--- begin ---
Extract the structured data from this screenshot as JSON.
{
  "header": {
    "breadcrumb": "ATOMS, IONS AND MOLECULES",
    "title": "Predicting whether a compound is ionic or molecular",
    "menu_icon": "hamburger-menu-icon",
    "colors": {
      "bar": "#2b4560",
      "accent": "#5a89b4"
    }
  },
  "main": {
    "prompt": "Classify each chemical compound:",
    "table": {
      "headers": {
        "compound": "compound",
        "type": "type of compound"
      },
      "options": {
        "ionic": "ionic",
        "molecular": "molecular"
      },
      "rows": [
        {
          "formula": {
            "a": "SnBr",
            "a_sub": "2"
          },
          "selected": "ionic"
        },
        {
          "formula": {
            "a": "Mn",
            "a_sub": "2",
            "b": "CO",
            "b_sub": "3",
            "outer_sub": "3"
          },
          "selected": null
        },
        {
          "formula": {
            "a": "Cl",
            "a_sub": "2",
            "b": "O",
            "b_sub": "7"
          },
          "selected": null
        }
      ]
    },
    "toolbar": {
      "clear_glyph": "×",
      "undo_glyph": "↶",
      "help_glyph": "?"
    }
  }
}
--- end ---
Request
Gather up every line in the data above that contains the word "molecular", copying each one.

Result of the exercise
    "title": "Predicting whether a compound is ionic or molecular",
        "molecular": "molecular"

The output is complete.